**Task instructions**
Reproduce every line of the entries below without altering a single character.

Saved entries
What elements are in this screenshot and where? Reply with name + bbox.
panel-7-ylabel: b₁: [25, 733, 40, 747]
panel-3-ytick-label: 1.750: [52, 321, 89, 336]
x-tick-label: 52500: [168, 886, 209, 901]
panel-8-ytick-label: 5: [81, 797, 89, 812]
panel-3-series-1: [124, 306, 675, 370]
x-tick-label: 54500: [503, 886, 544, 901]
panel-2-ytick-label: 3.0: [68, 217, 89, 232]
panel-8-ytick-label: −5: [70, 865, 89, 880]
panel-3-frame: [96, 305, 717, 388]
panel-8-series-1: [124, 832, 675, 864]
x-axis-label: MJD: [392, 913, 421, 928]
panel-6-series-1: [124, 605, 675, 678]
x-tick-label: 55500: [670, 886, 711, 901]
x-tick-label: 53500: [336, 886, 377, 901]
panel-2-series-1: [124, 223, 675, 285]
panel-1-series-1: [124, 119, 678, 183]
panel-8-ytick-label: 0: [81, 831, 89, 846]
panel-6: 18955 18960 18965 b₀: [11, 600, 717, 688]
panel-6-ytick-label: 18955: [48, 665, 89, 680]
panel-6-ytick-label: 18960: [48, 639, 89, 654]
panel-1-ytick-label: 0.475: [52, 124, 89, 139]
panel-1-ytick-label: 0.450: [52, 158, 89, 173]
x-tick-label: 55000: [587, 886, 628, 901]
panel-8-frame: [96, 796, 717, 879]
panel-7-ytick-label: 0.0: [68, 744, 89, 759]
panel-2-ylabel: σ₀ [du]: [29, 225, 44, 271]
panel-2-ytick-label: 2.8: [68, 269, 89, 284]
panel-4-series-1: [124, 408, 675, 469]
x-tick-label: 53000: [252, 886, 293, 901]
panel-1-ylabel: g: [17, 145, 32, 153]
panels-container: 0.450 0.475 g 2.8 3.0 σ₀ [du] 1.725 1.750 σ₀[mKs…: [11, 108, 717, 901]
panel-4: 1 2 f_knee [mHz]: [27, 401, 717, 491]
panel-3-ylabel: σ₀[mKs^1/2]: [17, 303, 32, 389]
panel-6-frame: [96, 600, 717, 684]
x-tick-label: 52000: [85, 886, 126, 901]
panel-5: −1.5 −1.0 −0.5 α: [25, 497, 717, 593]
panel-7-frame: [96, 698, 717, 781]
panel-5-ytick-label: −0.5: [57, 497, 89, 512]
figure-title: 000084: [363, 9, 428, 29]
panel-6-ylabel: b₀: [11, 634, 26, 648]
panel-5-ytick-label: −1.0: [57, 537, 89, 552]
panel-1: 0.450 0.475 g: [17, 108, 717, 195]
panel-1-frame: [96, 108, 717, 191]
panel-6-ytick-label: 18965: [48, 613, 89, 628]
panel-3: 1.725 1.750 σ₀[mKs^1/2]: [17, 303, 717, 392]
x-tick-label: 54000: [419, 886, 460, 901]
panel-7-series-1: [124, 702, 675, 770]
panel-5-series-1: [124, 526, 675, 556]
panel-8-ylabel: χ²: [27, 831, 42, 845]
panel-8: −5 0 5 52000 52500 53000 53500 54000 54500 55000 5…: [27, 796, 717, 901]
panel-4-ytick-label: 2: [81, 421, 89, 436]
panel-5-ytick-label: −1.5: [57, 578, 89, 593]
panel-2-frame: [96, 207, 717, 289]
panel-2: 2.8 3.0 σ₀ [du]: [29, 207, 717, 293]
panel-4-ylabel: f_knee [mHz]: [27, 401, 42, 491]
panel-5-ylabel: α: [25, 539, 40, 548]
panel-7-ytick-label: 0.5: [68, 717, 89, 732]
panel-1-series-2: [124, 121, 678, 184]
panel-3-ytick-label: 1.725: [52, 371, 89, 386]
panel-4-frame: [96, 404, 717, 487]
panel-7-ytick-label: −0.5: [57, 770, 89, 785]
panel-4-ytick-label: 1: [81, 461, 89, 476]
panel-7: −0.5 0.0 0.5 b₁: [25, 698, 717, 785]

**Written answer**
What elements are in this screenshot and where? Reply with name + bbox.
panel-7-ylabel: b₁: [25, 733, 40, 747]
panel-3-ytick-label: 1.750: [52, 321, 89, 336]
x-tick-label: 52500: [168, 886, 209, 901]
panel-8-ytick-label: 5: [81, 797, 89, 812]
panel-3-series-1: [124, 306, 675, 370]
x-tick-label: 54500: [503, 886, 544, 901]
panel-2-ytick-label: 3.0: [68, 217, 89, 232]
panel-8-ytick-label: −5: [70, 865, 89, 880]
panel-3-frame: [96, 305, 717, 388]
panel-8-series-1: [124, 832, 675, 864]
x-axis-label: MJD: [392, 913, 421, 928]
panel-6-series-1: [124, 605, 675, 678]
x-tick-label: 55500: [670, 886, 711, 901]
x-tick-label: 53500: [336, 886, 377, 901]
panel-2-series-1: [124, 223, 675, 285]
panel-1-series-1: [124, 119, 678, 183]
panel-8-ytick-label: 0: [81, 831, 89, 846]
panel-6: 18955 18960 18965 b₀: [11, 600, 717, 688]
panel-6-ytick-label: 18955: [48, 665, 89, 680]
panel-6-ytick-label: 18960: [48, 639, 89, 654]
panel-1-ytick-label: 0.475: [52, 124, 89, 139]
panel-1-ytick-label: 0.450: [52, 158, 89, 173]
x-tick-label: 55000: [587, 886, 628, 901]
panel-8-frame: [96, 796, 717, 879]
panel-7-ytick-label: 0.0: [68, 744, 89, 759]
panel-2-ylabel: σ₀ [du]: [29, 225, 44, 271]
panel-2-ytick-label: 2.8: [68, 269, 89, 284]
panel-4-series-1: [124, 408, 675, 469]
x-tick-label: 53000: [252, 886, 293, 901]
panel-1-ylabel: g: [17, 145, 32, 153]
panels-container: 0.450 0.475 g 2.8 3.0 σ₀ [du] 1.725 1.750 σ₀[mKs…: [11, 108, 717, 901]
panel-4: 1 2 f_knee [mHz]: [27, 401, 717, 491]
panel-3-ylabel: σ₀[mKs^1/2]: [17, 303, 32, 389]
panel-6-frame: [96, 600, 717, 684]
x-tick-label: 52000: [85, 886, 126, 901]
panel-5: −1.5 −1.0 −0.5 α: [25, 497, 717, 593]
panel-7-frame: [96, 698, 717, 781]
panel-5-ytick-label: −0.5: [57, 497, 89, 512]
figure-title: 000084: [363, 9, 428, 29]
panel-6-ylabel: b₀: [11, 634, 26, 648]
panel-5-ytick-label: −1.0: [57, 537, 89, 552]
panel-1: 0.450 0.475 g: [17, 108, 717, 195]
panel-1-frame: [96, 108, 717, 191]
panel-6-ytick-label: 18965: [48, 613, 89, 628]
panel-3: 1.725 1.750 σ₀[mKs^1/2]: [17, 303, 717, 392]
x-tick-label: 54000: [419, 886, 460, 901]
panel-7-series-1: [124, 702, 675, 770]
panel-5-series-1: [124, 526, 675, 556]
panel-8-ylabel: χ²: [27, 831, 42, 845]
panel-8: −5 0 5 52000 52500 53000 53500 54000 54500 55000 5…: [27, 796, 717, 901]
panel-4-ytick-label: 2: [81, 421, 89, 436]
panel-5-ytick-label: −1.5: [57, 578, 89, 593]
panel-2-frame: [96, 207, 717, 289]
panel-2: 2.8 3.0 σ₀ [du]: [29, 207, 717, 293]
panel-4-ylabel: f_knee [mHz]: [27, 401, 42, 491]
panel-5-ylabel: α: [25, 539, 40, 548]
panel-7-ytick-label: 0.5: [68, 717, 89, 732]
panel-1-series-2: [124, 121, 678, 184]
panel-3-ytick-label: 1.725: [52, 371, 89, 386]
panel-4-frame: [96, 404, 717, 487]
panel-7-ytick-label: −0.5: [57, 770, 89, 785]
panel-4-ytick-label: 1: [81, 461, 89, 476]
panel-7: −0.5 0.0 0.5 b₁: [25, 698, 717, 785]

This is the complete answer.